## Goal:
Show all lines from the listing below that contain "assembly".

[Data records]
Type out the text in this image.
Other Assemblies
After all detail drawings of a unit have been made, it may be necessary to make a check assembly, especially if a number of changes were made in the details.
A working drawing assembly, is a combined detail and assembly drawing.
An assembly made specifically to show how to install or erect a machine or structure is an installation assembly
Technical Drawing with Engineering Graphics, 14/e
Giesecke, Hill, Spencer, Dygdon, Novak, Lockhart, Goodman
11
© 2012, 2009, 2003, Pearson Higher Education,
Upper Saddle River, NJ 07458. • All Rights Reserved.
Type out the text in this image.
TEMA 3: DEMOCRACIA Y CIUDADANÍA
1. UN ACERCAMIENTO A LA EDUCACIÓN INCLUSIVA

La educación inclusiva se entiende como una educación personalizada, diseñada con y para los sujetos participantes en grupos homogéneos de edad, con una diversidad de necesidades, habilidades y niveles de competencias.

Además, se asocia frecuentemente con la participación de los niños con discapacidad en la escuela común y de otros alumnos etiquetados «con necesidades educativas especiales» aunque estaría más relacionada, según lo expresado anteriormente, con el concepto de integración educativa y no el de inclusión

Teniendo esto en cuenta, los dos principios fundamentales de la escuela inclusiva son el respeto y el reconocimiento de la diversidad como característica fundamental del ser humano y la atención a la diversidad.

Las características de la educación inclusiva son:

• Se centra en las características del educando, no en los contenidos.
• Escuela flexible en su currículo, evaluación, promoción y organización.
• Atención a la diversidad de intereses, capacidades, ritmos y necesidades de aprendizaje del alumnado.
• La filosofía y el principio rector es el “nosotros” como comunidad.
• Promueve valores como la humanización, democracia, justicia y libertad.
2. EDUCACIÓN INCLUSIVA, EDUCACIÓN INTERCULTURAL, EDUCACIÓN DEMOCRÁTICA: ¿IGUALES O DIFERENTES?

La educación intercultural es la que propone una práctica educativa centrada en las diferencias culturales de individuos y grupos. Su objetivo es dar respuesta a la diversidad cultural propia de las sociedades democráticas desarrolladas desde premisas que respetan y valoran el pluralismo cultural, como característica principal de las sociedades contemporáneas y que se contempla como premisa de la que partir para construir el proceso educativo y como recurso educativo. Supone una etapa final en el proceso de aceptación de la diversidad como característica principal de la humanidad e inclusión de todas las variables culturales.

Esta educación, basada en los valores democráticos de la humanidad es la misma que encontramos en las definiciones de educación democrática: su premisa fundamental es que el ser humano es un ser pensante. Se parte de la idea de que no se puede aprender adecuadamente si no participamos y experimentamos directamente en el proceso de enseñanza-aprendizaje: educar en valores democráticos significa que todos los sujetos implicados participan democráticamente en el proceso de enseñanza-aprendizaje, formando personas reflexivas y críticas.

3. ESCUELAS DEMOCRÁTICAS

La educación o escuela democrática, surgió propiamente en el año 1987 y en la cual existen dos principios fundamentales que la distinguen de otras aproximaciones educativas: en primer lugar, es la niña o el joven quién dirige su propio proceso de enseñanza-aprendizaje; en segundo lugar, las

==

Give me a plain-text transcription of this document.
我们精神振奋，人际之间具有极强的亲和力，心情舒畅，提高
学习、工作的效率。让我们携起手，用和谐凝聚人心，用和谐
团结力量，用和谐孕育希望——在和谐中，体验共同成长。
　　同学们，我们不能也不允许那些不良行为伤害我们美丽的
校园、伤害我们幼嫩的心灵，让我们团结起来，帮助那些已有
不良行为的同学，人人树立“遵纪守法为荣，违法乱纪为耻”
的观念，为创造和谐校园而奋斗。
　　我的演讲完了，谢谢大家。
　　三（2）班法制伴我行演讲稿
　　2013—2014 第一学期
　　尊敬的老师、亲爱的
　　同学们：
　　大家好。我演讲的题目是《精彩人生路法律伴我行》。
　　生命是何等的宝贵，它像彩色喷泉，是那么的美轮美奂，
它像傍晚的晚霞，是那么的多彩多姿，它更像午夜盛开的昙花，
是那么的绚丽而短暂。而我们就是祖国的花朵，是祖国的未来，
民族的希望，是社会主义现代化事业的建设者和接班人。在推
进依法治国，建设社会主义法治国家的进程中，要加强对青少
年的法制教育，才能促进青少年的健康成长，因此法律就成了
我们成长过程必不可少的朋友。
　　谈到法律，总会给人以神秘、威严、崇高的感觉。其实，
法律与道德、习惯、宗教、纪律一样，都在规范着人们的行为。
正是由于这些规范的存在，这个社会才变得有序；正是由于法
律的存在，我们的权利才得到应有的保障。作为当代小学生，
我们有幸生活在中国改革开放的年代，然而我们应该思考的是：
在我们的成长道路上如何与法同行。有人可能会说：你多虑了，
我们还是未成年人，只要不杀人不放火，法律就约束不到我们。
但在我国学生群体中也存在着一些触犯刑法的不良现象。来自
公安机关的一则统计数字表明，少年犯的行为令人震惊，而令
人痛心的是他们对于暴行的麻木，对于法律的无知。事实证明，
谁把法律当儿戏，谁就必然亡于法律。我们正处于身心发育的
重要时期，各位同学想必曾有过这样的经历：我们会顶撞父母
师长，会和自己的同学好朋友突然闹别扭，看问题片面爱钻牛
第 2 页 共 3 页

* * *

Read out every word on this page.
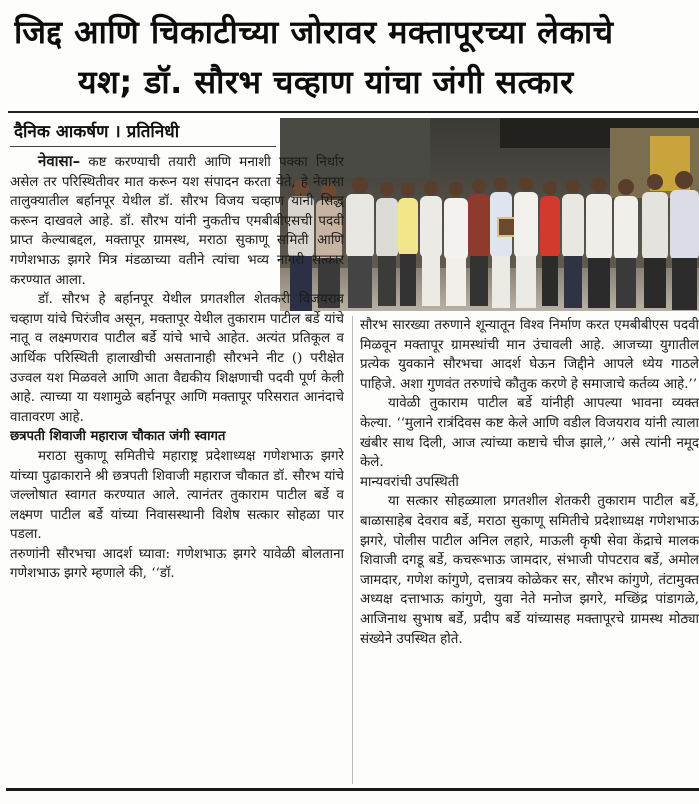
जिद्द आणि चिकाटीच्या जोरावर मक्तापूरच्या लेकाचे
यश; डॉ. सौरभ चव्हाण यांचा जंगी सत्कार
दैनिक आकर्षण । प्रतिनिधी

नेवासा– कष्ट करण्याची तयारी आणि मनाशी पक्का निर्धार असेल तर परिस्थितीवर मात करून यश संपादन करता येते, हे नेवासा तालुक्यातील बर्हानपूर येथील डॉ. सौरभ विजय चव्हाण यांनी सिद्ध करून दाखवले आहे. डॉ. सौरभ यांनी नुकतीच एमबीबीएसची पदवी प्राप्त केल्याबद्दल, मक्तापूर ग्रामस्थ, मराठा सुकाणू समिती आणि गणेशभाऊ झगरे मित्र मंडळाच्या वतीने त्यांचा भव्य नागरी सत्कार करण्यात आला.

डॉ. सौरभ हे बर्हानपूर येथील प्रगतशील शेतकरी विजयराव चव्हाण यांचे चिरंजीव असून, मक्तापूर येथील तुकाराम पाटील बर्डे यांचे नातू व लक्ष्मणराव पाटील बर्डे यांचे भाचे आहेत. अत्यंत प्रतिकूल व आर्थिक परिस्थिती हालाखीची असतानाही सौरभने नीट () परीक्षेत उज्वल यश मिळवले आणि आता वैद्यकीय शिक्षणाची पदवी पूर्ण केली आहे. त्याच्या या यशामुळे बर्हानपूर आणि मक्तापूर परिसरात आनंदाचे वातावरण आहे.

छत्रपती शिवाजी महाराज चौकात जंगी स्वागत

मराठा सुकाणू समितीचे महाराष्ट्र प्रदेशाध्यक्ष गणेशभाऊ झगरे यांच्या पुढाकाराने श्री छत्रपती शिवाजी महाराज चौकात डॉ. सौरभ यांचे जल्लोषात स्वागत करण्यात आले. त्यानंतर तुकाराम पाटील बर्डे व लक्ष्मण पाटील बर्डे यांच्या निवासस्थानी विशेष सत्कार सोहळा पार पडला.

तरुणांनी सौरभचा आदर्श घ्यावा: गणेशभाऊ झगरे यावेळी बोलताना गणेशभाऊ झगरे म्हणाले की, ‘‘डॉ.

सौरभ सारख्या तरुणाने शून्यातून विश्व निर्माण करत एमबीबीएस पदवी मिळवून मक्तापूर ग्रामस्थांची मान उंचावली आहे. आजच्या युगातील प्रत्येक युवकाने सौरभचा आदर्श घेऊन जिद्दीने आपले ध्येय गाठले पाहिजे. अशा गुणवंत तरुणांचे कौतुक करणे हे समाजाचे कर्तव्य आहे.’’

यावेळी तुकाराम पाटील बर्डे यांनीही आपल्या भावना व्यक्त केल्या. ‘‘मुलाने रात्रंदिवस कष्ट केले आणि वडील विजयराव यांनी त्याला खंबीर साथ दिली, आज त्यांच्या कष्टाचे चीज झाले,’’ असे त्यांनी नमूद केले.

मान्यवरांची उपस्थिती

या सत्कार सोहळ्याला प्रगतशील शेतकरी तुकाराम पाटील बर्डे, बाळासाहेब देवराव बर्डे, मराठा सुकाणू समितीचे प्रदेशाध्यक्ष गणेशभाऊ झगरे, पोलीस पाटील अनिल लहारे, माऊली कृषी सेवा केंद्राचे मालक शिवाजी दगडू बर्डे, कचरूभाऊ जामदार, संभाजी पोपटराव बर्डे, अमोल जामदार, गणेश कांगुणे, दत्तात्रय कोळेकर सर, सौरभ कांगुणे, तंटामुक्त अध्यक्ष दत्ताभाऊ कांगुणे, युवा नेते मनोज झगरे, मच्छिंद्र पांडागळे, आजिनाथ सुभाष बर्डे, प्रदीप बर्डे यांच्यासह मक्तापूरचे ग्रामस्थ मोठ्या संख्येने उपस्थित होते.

## Right answer:
After all detail drawings of a unit have been made, it may be necessary to make a check assembly, especially if a number of changes were made in the details.
A working drawing assembly, is a combined detail and assembly drawing.
An assembly made specifically to show how to install or erect a machine or structure is an installation assembly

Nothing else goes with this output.